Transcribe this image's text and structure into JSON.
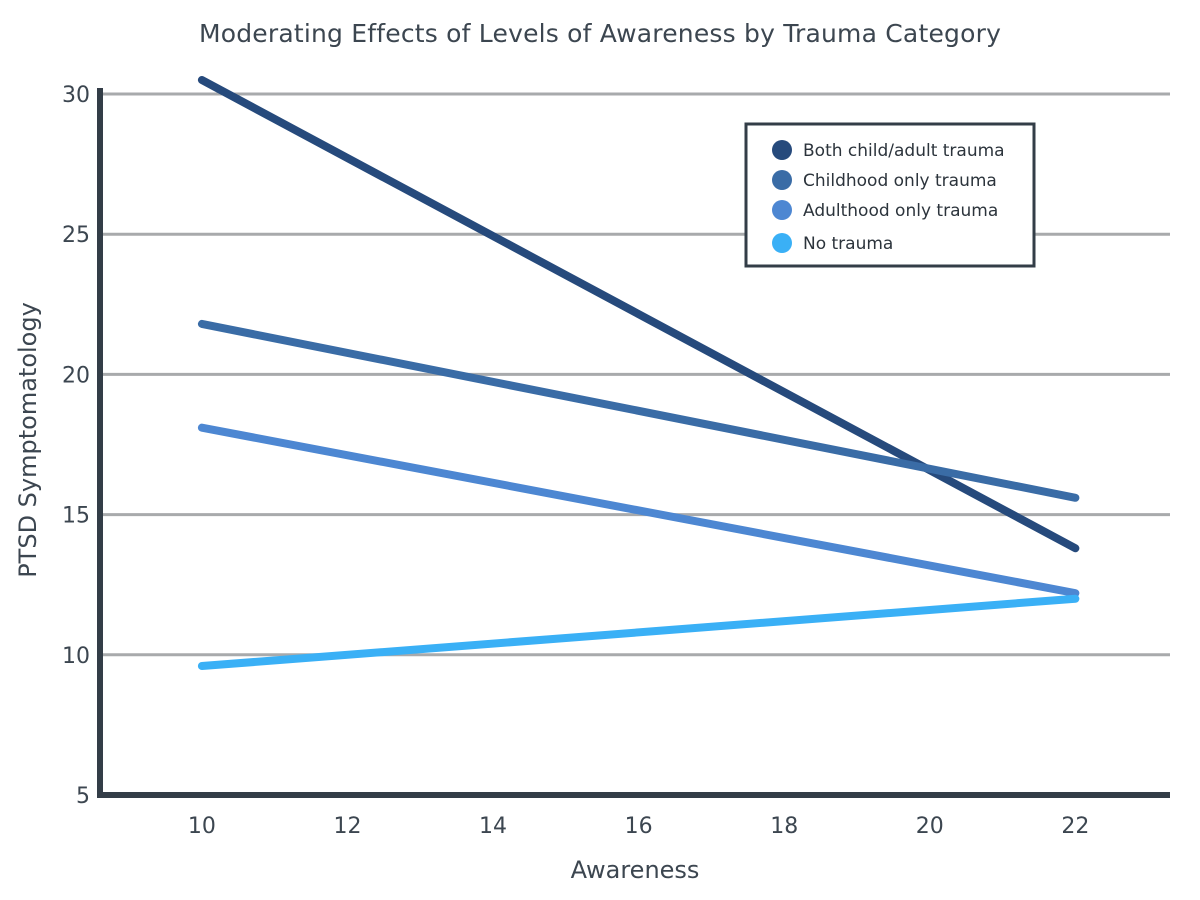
{
  "chart_data": {
    "type": "line",
    "title": "Moderating Effects of Levels of Awareness by Trauma Category",
    "xlabel": "Awareness",
    "ylabel": "PTSD Symptomatology",
    "x_ticks": [
      "10",
      "12",
      "14",
      "16",
      "18",
      "20",
      "22"
    ],
    "y_ticks": [
      "5",
      "10",
      "15",
      "20",
      "25",
      "30"
    ],
    "xlim": [
      8.6,
      23.3
    ],
    "ylim": [
      5,
      30.5
    ],
    "grid": true,
    "legend_position": "top-right",
    "x": [
      10,
      22
    ],
    "series": [
      {
        "name": "Both child/adult trauma",
        "values": [
          30.5,
          13.8
        ],
        "color": "#264a7c"
      },
      {
        "name": "Childhood only trauma",
        "values": [
          21.8,
          15.6
        ],
        "color": "#3a6ca6"
      },
      {
        "name": "Adulthood only trauma",
        "values": [
          18.1,
          12.2
        ],
        "color": "#4d87d2"
      },
      {
        "name": "No trauma",
        "values": [
          9.6,
          12.0
        ],
        "color": "#3ab0f6"
      }
    ],
    "colors": {
      "axis": "#333d47",
      "grid": "#a8aaac",
      "text": "#3c4650"
    }
  }
}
================
■ **GIVEN INSTRUCTION**: Every entry above needs to be retyped exactly; drop the pictures.

■ **TASK OUTPUT**:
Transcribe this image's text and structure into JSON.
{
  "chart_data": {
    "type": "line",
    "title": "Moderating Effects of Levels of Awareness by Trauma Category",
    "xlabel": "Awareness",
    "ylabel": "PTSD Symptomatology",
    "x_ticks": [
      "10",
      "12",
      "14",
      "16",
      "18",
      "20",
      "22"
    ],
    "y_ticks": [
      "5",
      "10",
      "15",
      "20",
      "25",
      "30"
    ],
    "xlim": [
      8.6,
      23.3
    ],
    "ylim": [
      5,
      30.5
    ],
    "grid": true,
    "legend_position": "top-right",
    "x": [
      10,
      22
    ],
    "series": [
      {
        "name": "Both child/adult trauma",
        "values": [
          30.5,
          13.8
        ],
        "color": "#264a7c"
      },
      {
        "name": "Childhood only trauma",
        "values": [
          21.8,
          15.6
        ],
        "color": "#3a6ca6"
      },
      {
        "name": "Adulthood only trauma",
        "values": [
          18.1,
          12.2
        ],
        "color": "#4d87d2"
      },
      {
        "name": "No trauma",
        "values": [
          9.6,
          12.0
        ],
        "color": "#3ab0f6"
      }
    ],
    "colors": {
      "axis": "#333d47",
      "grid": "#a8aaac",
      "text": "#3c4650"
    }
  }
}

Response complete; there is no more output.